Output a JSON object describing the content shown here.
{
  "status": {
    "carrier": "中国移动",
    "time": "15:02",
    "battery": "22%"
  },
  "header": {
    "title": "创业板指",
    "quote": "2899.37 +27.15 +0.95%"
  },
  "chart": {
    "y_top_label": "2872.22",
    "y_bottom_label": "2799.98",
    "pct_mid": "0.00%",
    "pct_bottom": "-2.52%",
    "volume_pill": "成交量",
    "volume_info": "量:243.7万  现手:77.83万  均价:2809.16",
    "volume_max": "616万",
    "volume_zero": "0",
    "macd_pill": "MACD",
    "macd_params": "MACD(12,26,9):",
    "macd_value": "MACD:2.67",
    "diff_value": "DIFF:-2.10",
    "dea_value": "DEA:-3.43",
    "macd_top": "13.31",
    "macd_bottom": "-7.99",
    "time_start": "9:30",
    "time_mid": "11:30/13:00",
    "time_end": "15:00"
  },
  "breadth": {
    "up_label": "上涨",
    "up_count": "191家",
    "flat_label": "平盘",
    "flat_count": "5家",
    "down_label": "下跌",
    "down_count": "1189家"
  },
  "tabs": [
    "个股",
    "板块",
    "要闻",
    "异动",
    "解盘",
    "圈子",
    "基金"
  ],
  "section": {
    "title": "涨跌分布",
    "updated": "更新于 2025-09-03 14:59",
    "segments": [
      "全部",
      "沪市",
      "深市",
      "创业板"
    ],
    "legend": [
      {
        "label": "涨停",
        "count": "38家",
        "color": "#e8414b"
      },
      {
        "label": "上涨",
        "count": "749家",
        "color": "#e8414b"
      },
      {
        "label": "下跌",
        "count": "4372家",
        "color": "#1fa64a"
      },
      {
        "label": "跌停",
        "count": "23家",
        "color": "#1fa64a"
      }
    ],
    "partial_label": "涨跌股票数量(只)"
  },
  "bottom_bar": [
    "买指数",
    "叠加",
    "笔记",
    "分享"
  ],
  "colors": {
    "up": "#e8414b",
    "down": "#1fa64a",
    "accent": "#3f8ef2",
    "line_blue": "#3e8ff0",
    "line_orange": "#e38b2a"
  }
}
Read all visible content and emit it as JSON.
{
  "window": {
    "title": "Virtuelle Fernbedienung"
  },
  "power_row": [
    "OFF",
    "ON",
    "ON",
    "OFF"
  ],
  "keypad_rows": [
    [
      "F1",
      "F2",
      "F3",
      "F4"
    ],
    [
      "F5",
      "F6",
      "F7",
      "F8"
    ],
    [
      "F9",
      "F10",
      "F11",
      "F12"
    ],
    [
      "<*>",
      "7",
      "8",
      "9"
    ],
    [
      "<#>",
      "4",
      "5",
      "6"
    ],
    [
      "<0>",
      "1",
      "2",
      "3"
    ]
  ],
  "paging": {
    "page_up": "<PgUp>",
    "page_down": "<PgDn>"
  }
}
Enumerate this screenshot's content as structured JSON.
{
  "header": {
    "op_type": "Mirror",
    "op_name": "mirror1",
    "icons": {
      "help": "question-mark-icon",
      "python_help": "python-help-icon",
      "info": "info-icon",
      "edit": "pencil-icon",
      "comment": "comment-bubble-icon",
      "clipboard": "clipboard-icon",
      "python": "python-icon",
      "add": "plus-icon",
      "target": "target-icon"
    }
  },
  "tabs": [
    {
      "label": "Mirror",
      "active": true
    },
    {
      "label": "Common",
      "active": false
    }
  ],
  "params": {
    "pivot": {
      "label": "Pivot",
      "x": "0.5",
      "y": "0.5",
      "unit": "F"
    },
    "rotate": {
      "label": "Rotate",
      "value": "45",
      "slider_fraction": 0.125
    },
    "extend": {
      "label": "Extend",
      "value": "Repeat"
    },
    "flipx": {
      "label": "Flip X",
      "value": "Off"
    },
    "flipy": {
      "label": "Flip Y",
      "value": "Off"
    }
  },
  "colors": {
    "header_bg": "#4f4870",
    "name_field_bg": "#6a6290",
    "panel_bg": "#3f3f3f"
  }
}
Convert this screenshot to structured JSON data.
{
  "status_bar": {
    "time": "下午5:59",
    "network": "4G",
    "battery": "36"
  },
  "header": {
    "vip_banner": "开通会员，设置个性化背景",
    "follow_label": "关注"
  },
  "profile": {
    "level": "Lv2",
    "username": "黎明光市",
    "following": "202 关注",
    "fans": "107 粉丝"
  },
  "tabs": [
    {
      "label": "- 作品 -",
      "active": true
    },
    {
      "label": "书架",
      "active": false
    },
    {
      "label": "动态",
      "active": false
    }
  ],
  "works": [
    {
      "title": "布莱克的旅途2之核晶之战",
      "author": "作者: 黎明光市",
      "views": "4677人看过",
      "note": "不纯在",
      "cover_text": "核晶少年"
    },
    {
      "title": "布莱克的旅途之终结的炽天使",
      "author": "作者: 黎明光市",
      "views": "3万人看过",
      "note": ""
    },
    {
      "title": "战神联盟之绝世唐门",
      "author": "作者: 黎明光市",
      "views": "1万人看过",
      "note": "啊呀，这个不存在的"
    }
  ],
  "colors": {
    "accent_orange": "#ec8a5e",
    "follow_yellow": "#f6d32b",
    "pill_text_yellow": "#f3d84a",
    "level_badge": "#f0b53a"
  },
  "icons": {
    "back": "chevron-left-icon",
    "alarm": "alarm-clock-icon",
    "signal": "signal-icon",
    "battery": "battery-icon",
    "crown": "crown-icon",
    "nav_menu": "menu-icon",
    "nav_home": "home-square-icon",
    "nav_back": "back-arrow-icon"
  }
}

• • •

Work instructions: Looking at the material above, count the lines containing the string "python" and reply with the count alone.

Response to this exercise: 2